* [The problem]: Copy out each line that has "control" in it.

* [Exercise materials]:
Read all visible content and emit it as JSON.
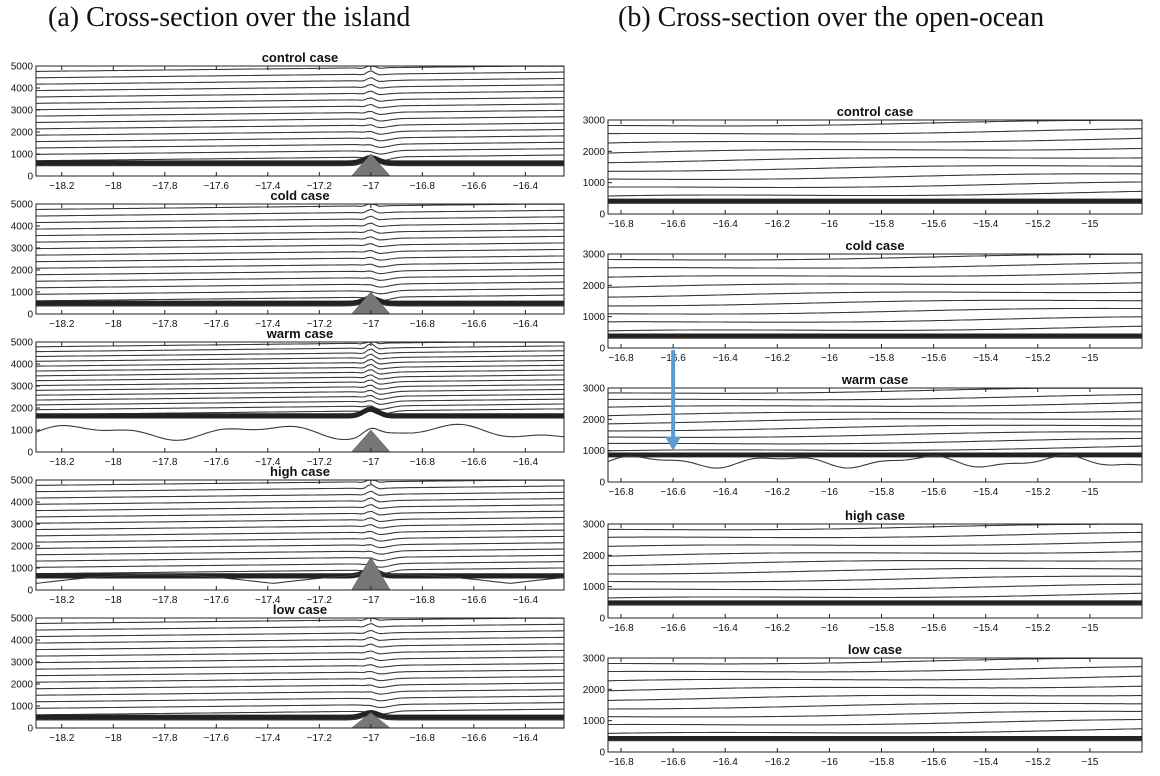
{
  "headings": {
    "left": "(a) Cross-section over the island",
    "right": "(b) Cross-section over the open-ocean"
  },
  "colors": {
    "contour": "#3a3a3a",
    "mountain": "#777777",
    "arrow": "#5b9bd5"
  },
  "chart_data": [
    {
      "id": "a-control",
      "column": "left",
      "type": "contour",
      "title": "control case",
      "x_ticks": [
        -18.2,
        -18,
        -17.8,
        -17.6,
        -17.4,
        -17.2,
        -17,
        -16.8,
        -16.6,
        -16.4
      ],
      "xlim": [
        -18.3,
        -16.25
      ],
      "y_ticks": [
        0,
        1000,
        2000,
        3000,
        4000,
        5000
      ],
      "ylim": [
        0,
        5000
      ],
      "inversion_height": 650,
      "inversion_profile": "flat",
      "island_center": -17.0,
      "island_peak": 1000,
      "wave_amplitude": 350
    },
    {
      "id": "a-cold",
      "column": "left",
      "type": "contour",
      "title": "cold case",
      "x_ticks": [
        -18.2,
        -18,
        -17.8,
        -17.6,
        -17.4,
        -17.2,
        -17,
        -16.8,
        -16.6,
        -16.4
      ],
      "xlim": [
        -18.3,
        -16.25
      ],
      "y_ticks": [
        0,
        1000,
        2000,
        3000,
        4000,
        5000
      ],
      "ylim": [
        0,
        5000
      ],
      "inversion_height": 550,
      "inversion_profile": "flat",
      "island_center": -17.0,
      "island_peak": 1000,
      "wave_amplitude": 330
    },
    {
      "id": "a-warm",
      "column": "left",
      "type": "contour",
      "title": "warm case",
      "x_ticks": [
        -18.2,
        -18,
        -17.8,
        -17.6,
        -17.4,
        -17.2,
        -17,
        -16.8,
        -16.6,
        -16.4
      ],
      "xlim": [
        -18.3,
        -16.25
      ],
      "y_ticks": [
        0,
        1000,
        2000,
        3000,
        4000,
        5000
      ],
      "ylim": [
        0,
        5000
      ],
      "inversion_height": 1700,
      "inversion_profile": "wavy-low",
      "island_center": -17.0,
      "island_peak": 1000,
      "wave_amplitude": 450
    },
    {
      "id": "a-high",
      "column": "left",
      "type": "contour",
      "title": "high case",
      "x_ticks": [
        -18.2,
        -18,
        -17.8,
        -17.6,
        -17.4,
        -17.2,
        -17,
        -16.8,
        -16.6,
        -16.4
      ],
      "xlim": [
        -18.3,
        -16.25
      ],
      "y_ticks": [
        0,
        1000,
        2000,
        3000,
        4000,
        5000
      ],
      "ylim": [
        0,
        5000
      ],
      "inversion_height": 700,
      "inversion_profile": "lobed",
      "island_center": -17.0,
      "island_peak": 1500,
      "wave_amplitude": 380
    },
    {
      "id": "a-low",
      "column": "left",
      "type": "contour",
      "title": "low case",
      "x_ticks": [
        -18.2,
        -18,
        -17.8,
        -17.6,
        -17.4,
        -17.2,
        -17,
        -16.8,
        -16.6,
        -16.4
      ],
      "xlim": [
        -18.3,
        -16.25
      ],
      "y_ticks": [
        0,
        1000,
        2000,
        3000,
        4000,
        5000
      ],
      "ylim": [
        0,
        5000
      ],
      "inversion_height": 550,
      "inversion_profile": "flat",
      "island_center": -17.0,
      "island_peak": 700,
      "wave_amplitude": 300
    },
    {
      "id": "b-control",
      "column": "right",
      "type": "contour",
      "title": "control case",
      "x_ticks": [
        -16.8,
        -16.6,
        -16.4,
        -16.2,
        -16,
        -15.8,
        -15.6,
        -15.4,
        -15.2,
        -15
      ],
      "xlim": [
        -16.85,
        -14.8
      ],
      "y_ticks": [
        0,
        1000,
        2000,
        3000
      ],
      "ylim": [
        0,
        3000
      ],
      "inversion_height": 450,
      "inversion_profile": "flat"
    },
    {
      "id": "b-cold",
      "column": "right",
      "type": "contour",
      "title": "cold case",
      "x_ticks": [
        -16.8,
        -16.6,
        -16.4,
        -16.2,
        -16,
        -15.8,
        -15.6,
        -15.4,
        -15.2,
        -15
      ],
      "xlim": [
        -16.85,
        -14.8
      ],
      "y_ticks": [
        0,
        1000,
        2000,
        3000
      ],
      "ylim": [
        0,
        3000
      ],
      "inversion_height": 420,
      "inversion_profile": "flat"
    },
    {
      "id": "b-warm",
      "column": "right",
      "type": "contour",
      "title": "warm case",
      "x_ticks": [
        -16.8,
        -16.6,
        -16.4,
        -16.2,
        -16,
        -15.8,
        -15.6,
        -15.4,
        -15.2,
        -15
      ],
      "xlim": [
        -16.85,
        -14.8
      ],
      "y_ticks": [
        0,
        1000,
        2000,
        3000
      ],
      "ylim": [
        0,
        3000
      ],
      "inversion_height": 900,
      "inversion_profile": "wavy",
      "arrow_x": -16.6,
      "arrow_y": 1000
    },
    {
      "id": "b-high",
      "column": "right",
      "type": "contour",
      "title": "high case",
      "x_ticks": [
        -16.8,
        -16.6,
        -16.4,
        -16.2,
        -16,
        -15.8,
        -15.6,
        -15.4,
        -15.2,
        -15
      ],
      "xlim": [
        -16.85,
        -14.8
      ],
      "y_ticks": [
        0,
        1000,
        2000,
        3000
      ],
      "ylim": [
        0,
        3000
      ],
      "inversion_height": 520,
      "inversion_profile": "flat"
    },
    {
      "id": "b-low",
      "column": "right",
      "type": "contour",
      "title": "low case",
      "x_ticks": [
        -16.8,
        -16.6,
        -16.4,
        -16.2,
        -16,
        -15.8,
        -15.6,
        -15.4,
        -15.2,
        -15
      ],
      "xlim": [
        -16.85,
        -14.8
      ],
      "y_ticks": [
        0,
        1000,
        2000,
        3000
      ],
      "ylim": [
        0,
        3000
      ],
      "inversion_height": 470,
      "inversion_profile": "flat"
    }
  ]
}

* [Final result]:
      "id": "a-control",
      "title": "control case",
      "id": "b-control",
      "title": "control case",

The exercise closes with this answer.